**Input rows**:
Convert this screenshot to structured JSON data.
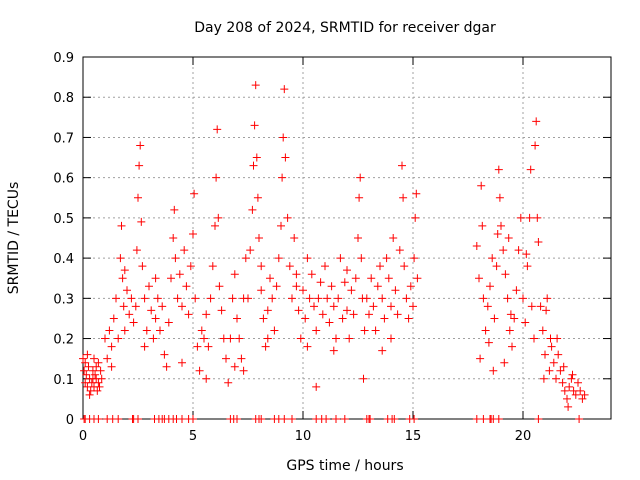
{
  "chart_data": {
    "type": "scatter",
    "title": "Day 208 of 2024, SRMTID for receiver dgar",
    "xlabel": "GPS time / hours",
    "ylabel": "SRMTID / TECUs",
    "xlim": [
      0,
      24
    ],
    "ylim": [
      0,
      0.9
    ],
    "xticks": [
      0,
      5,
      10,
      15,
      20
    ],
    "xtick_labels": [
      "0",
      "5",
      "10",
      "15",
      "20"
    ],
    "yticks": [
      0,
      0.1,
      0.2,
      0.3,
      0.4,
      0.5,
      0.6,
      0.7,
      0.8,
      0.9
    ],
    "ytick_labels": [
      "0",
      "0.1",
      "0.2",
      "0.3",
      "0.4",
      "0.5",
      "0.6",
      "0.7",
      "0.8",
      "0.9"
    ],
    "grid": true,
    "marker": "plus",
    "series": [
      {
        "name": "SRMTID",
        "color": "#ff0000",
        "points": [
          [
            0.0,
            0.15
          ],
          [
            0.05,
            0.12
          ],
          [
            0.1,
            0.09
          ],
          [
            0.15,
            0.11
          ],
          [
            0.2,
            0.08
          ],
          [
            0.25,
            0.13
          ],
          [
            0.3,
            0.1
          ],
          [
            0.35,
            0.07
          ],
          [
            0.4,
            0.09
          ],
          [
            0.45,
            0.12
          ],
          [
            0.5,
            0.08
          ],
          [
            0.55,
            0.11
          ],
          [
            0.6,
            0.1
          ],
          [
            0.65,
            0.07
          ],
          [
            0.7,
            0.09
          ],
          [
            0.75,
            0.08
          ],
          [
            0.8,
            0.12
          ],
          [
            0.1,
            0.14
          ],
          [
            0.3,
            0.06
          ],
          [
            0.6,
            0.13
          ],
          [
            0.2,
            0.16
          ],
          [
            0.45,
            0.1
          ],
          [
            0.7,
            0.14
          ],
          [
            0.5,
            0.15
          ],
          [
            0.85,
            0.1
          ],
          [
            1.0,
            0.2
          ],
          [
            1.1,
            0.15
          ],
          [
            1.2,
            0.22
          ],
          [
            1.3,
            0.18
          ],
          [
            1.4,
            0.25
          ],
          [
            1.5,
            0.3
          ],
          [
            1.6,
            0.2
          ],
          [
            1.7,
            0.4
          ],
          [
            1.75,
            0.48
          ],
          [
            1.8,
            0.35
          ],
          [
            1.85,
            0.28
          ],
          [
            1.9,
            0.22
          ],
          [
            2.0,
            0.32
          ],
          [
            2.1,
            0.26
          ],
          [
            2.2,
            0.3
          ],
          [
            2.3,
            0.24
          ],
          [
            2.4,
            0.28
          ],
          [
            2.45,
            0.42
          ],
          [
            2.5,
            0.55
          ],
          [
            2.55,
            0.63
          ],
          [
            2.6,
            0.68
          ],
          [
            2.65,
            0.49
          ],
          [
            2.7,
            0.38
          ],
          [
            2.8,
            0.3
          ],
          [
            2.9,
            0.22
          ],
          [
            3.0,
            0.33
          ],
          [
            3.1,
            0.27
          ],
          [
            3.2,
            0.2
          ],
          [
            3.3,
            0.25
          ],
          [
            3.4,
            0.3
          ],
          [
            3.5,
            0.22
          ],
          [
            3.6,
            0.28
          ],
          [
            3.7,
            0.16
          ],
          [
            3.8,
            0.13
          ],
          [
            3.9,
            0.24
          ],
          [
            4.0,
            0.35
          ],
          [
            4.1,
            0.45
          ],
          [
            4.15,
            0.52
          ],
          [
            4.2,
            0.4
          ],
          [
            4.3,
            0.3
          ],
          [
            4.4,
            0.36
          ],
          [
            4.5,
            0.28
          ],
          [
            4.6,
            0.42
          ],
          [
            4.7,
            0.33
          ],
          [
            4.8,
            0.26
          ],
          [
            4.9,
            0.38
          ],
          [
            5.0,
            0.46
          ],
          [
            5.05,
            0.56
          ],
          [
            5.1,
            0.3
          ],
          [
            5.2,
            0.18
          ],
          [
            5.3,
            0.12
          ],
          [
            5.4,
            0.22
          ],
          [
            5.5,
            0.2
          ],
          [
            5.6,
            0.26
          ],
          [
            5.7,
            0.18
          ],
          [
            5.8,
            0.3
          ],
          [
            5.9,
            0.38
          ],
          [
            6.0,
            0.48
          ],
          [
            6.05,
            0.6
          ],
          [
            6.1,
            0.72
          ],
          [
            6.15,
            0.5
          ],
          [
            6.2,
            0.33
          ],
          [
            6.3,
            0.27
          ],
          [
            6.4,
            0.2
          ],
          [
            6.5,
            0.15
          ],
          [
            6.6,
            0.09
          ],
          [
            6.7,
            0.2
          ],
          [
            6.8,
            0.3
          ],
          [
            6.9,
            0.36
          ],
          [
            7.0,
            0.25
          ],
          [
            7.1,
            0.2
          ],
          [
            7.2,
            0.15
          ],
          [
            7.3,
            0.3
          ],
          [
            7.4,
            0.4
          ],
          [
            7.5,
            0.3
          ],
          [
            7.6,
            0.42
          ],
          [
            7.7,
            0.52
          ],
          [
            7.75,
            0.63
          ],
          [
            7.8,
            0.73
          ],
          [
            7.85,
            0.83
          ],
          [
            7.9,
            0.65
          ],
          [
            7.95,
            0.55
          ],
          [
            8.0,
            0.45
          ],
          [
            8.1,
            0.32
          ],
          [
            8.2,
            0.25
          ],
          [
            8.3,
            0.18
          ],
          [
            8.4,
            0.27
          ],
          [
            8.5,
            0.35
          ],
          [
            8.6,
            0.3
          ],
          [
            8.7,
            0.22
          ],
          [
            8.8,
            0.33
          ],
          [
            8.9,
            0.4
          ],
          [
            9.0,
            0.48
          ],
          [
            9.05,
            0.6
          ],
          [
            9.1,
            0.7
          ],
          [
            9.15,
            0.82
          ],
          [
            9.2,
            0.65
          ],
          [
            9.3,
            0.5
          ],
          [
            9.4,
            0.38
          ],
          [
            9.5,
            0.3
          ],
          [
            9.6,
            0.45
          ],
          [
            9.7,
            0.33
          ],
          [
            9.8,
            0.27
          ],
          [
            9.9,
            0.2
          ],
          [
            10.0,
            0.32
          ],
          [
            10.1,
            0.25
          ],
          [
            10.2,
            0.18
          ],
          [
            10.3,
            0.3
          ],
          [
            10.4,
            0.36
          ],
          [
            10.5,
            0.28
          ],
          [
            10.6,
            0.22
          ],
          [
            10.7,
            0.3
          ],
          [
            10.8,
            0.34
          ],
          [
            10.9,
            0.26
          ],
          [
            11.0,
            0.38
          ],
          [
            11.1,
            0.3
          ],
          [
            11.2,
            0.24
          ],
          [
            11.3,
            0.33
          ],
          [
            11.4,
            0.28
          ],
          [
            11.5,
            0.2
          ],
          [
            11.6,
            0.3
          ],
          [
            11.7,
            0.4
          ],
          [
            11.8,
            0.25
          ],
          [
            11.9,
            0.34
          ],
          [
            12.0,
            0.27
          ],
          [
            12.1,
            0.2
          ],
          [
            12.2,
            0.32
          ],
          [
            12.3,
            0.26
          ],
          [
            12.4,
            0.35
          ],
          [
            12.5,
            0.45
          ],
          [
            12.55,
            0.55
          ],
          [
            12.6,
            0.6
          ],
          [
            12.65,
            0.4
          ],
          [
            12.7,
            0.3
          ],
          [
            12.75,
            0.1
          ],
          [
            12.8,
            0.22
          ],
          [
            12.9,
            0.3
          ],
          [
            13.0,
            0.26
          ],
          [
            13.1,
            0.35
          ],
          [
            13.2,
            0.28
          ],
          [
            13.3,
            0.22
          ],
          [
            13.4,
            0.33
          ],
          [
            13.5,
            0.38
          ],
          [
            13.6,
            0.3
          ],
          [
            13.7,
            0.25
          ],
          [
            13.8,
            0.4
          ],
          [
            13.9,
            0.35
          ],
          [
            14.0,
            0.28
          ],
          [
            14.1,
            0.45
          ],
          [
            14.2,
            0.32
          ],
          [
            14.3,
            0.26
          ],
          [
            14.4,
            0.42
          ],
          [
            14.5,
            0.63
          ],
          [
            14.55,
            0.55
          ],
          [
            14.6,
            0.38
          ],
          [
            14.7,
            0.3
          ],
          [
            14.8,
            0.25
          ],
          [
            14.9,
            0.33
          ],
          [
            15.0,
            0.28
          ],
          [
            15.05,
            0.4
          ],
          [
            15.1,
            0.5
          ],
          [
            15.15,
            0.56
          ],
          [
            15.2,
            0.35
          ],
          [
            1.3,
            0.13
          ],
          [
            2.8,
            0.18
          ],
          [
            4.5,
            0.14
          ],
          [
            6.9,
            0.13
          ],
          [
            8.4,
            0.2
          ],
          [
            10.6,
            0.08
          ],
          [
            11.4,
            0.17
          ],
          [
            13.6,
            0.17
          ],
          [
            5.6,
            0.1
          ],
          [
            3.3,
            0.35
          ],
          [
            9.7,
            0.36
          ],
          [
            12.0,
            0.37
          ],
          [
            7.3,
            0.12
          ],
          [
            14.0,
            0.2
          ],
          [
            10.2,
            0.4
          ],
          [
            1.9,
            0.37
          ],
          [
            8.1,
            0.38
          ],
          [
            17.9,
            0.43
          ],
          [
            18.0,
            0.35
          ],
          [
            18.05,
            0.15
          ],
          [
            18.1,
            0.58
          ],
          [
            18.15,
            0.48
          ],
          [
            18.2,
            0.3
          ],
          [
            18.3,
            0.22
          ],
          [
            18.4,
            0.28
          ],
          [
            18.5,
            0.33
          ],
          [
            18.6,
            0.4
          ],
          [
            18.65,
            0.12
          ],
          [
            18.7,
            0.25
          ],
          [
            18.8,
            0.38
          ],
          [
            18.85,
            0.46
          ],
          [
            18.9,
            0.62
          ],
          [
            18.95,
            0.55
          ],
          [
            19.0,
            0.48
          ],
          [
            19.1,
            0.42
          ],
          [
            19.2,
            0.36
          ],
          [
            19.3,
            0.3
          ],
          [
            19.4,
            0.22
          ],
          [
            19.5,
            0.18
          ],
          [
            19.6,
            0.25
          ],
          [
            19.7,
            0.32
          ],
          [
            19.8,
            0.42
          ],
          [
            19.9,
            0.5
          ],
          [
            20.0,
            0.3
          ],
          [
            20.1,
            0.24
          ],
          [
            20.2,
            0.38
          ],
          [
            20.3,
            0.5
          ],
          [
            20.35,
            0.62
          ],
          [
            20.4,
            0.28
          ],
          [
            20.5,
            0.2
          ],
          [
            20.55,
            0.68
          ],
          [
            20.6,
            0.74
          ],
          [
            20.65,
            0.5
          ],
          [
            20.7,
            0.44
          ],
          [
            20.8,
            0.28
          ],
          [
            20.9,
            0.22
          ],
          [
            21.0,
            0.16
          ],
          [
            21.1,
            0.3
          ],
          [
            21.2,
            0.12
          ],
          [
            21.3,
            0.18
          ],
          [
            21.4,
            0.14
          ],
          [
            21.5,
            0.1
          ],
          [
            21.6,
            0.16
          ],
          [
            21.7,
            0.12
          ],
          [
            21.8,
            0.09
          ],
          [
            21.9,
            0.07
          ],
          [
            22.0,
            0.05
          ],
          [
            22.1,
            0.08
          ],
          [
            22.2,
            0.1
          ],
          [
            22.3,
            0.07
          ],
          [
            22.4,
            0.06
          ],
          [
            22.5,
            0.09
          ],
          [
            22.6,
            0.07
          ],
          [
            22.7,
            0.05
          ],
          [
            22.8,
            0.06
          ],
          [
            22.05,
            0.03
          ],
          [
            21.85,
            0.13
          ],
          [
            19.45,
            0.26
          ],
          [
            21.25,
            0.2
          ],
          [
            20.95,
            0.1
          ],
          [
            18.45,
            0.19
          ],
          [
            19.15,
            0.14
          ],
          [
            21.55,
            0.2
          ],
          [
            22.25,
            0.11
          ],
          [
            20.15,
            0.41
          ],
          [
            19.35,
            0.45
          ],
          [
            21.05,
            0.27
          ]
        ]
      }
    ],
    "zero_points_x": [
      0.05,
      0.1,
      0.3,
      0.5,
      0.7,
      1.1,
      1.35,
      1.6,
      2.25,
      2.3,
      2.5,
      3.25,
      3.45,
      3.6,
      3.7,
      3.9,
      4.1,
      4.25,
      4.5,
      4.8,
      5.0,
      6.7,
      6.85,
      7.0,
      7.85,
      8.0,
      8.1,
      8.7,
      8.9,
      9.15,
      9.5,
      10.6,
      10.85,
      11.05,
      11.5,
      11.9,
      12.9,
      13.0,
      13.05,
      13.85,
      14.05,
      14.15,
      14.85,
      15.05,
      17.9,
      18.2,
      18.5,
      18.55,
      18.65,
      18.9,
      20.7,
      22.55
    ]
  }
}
...
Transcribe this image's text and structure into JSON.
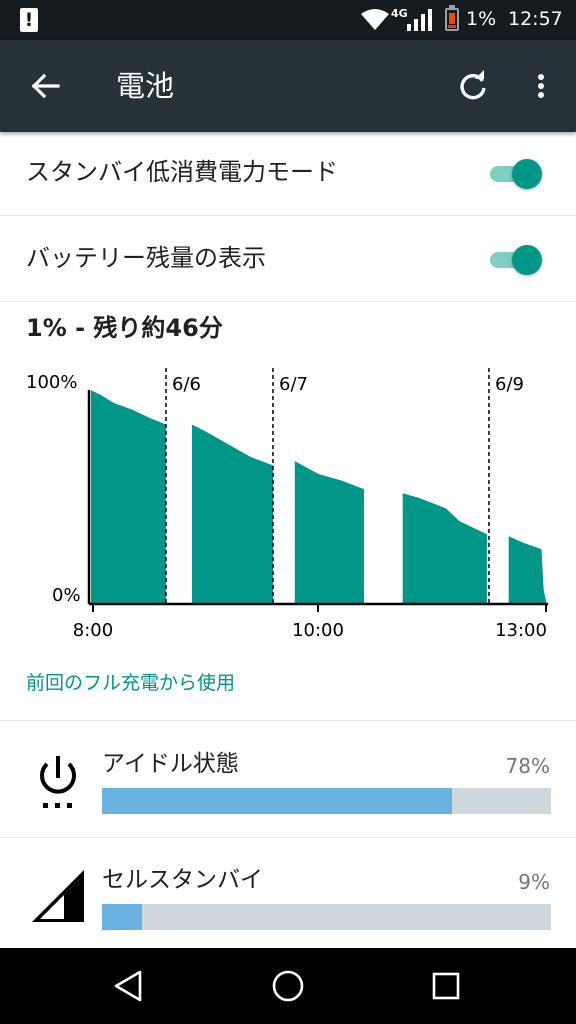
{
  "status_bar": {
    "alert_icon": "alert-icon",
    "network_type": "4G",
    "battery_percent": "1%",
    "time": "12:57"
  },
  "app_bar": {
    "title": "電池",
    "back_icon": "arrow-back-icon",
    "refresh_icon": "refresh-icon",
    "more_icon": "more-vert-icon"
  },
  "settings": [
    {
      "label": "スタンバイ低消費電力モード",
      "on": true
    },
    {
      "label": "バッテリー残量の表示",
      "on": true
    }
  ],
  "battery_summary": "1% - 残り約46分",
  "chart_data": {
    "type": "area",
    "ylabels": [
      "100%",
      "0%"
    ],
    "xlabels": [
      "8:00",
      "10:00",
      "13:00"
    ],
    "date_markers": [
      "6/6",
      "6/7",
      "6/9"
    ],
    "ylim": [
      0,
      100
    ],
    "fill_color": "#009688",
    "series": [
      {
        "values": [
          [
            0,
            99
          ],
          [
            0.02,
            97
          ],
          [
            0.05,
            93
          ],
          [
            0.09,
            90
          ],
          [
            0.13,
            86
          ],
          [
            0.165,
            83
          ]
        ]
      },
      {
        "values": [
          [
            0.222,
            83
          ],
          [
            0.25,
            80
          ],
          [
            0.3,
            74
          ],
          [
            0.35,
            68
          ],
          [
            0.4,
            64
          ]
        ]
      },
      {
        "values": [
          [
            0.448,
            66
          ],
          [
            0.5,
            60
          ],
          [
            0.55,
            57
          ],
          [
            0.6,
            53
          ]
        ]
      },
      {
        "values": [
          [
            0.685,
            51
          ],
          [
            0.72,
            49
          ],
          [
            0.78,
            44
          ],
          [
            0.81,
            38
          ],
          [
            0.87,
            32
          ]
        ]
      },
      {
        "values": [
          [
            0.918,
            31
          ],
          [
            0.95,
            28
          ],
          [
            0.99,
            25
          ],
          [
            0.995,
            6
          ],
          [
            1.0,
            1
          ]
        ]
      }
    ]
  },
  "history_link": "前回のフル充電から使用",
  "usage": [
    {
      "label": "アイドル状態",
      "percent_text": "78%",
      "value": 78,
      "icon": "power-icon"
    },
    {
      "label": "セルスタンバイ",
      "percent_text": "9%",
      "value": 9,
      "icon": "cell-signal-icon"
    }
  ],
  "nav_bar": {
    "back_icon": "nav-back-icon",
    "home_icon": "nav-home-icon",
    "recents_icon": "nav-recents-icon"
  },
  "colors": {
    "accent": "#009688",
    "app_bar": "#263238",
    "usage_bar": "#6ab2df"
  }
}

**Directive**: Search the data for "this" and list every line in which it occurs.

**The reply**:
Convert this screenshot to structured JSON data.
Transcribe this image's text and structure into JSON.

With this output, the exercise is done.